- TASK GOAL -
Return each line of the material verbatim.

- SUPPLIED MATERIAL -
######

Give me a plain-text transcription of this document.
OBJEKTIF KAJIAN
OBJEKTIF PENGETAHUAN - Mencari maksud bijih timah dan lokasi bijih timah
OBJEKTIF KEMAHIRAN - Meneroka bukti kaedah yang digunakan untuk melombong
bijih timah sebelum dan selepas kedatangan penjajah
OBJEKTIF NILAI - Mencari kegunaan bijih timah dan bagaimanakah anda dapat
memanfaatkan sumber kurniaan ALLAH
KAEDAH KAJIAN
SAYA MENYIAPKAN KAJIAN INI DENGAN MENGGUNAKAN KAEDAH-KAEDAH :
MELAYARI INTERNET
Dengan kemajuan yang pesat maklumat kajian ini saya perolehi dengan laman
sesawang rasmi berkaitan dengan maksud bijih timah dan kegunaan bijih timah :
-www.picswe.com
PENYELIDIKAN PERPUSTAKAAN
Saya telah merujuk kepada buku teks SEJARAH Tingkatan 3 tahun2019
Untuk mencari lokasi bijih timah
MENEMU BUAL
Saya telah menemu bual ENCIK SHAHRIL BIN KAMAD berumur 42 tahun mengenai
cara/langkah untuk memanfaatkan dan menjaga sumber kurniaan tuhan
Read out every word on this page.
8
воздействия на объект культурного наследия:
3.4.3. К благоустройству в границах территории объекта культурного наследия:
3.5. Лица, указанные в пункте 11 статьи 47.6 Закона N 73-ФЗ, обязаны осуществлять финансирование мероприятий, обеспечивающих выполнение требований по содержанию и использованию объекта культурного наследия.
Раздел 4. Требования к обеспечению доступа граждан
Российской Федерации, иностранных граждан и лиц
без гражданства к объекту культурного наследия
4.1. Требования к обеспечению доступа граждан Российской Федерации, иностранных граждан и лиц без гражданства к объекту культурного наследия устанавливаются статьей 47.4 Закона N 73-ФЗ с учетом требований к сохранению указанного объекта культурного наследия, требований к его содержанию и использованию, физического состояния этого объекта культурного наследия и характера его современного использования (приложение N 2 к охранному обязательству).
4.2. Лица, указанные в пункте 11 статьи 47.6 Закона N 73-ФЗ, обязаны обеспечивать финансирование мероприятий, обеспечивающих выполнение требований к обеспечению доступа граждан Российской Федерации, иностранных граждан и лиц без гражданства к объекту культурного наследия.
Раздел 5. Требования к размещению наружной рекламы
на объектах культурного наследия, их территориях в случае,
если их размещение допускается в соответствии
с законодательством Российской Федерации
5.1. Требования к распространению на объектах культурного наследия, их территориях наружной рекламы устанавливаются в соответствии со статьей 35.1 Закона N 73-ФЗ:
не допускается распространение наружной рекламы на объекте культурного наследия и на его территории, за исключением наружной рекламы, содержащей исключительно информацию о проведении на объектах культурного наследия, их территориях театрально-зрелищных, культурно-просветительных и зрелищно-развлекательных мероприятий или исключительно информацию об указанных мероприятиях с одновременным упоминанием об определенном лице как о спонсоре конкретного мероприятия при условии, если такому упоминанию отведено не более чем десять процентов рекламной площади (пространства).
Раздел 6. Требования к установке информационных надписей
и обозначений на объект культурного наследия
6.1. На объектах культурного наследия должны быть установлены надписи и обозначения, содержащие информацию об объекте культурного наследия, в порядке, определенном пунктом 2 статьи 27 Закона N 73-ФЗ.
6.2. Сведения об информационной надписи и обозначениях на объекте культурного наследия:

######

- EXERCISE ANSWER -
Give me a plain-text transcription of this document.
OBJEKTIF KAJIAN
OBJEKTIF PENGETAHUAN - Mencari maksud bijih timah dan lokasi bijih timah
OBJEKTIF KEMAHIRAN - Meneroka bukti kaedah yang digunakan untuk melombong
bijih timah sebelum dan selepas kedatangan penjajah
OBJEKTIF NILAI - Mencari kegunaan bijih timah dan bagaimanakah anda dapat
memanfaatkan sumber kurniaan ALLAH
KAEDAH KAJIAN
SAYA MENYIAPKAN KAJIAN INI DENGAN MENGGUNAKAN KAEDAH-KAEDAH :
MELAYARI INTERNET
Dengan kemajuan yang pesat maklumat kajian ini saya perolehi dengan laman
sesawang rasmi berkaitan dengan maksud bijih timah dan kegunaan bijih timah :
-www.picswe.com
PENYELIDIKAN PERPUSTAKAAN
Saya telah merujuk kepada buku teks SEJARAH Tingkatan 3 tahun2019
Untuk mencari lokasi bijih timah
MENEMU BUAL
Saya telah menemu bual ENCIK SHAHRIL BIN KAMAD berumur 42 tahun mengenai
cara/langkah untuk memanfaatkan dan menjaga sumber kurniaan tuhan
Read out every word on this page.
8
воздействия на объект культурного наследия:
3.4.3. К благоустройству в границах территории объекта культурного наследия:
3.5. Лица, указанные в пункте 11 статьи 47.6 Закона N 73-ФЗ, обязаны осуществлять финансирование мероприятий, обеспечивающих выполнение требований по содержанию и использованию объекта культурного наследия.
Раздел 4. Требования к обеспечению доступа граждан
Российской Федерации, иностранных граждан и лиц
без гражданства к объекту культурного наследия
4.1. Требования к обеспечению доступа граждан Российской Федерации, иностранных граждан и лиц без гражданства к объекту культурного наследия устанавливаются статьей 47.4 Закона N 73-ФЗ с учетом требований к сохранению указанного объекта культурного наследия, требований к его содержанию и использованию, физического состояния этого объекта культурного наследия и характера его современного использования (приложение N 2 к охранному обязательству).
4.2. Лица, указанные в пункте 11 статьи 47.6 Закона N 73-ФЗ, обязаны обеспечивать финансирование мероприятий, обеспечивающих выполнение требований к обеспечению доступа граждан Российской Федерации, иностранных граждан и лиц без гражданства к объекту культурного наследия.
Раздел 5. Требования к размещению наружной рекламы
на объектах культурного наследия, их территориях в случае,
если их размещение допускается в соответствии
с законодательством Российской Федерации
5.1. Требования к распространению на объектах культурного наследия, их территориях наружной рекламы устанавливаются в соответствии со статьей 35.1 Закона N 73-ФЗ:
не допускается распространение наружной рекламы на объекте культурного наследия и на его территории, за исключением наружной рекламы, содержащей исключительно информацию о проведении на объектах культурного наследия, их территориях театрально-зрелищных, культурно-просветительных и зрелищно-развлекательных мероприятий или исключительно информацию об указанных мероприятиях с одновременным упоминанием об определенном лице как о спонсоре конкретного мероприятия при условии, если такому упоминанию отведено не более чем десять процентов рекламной площади (пространства).
Раздел 6. Требования к установке информационных надписей
и обозначений на объект культурного наследия
6.1. На объектах культурного наследия должны быть установлены надписи и обозначения, содержащие информацию об объекте культурного наследия, в порядке, определенном пунктом 2 статьи 27 Закона N 73-ФЗ.
6.2. Сведения об информационной надписи и обозначениях на объекте культурного наследия:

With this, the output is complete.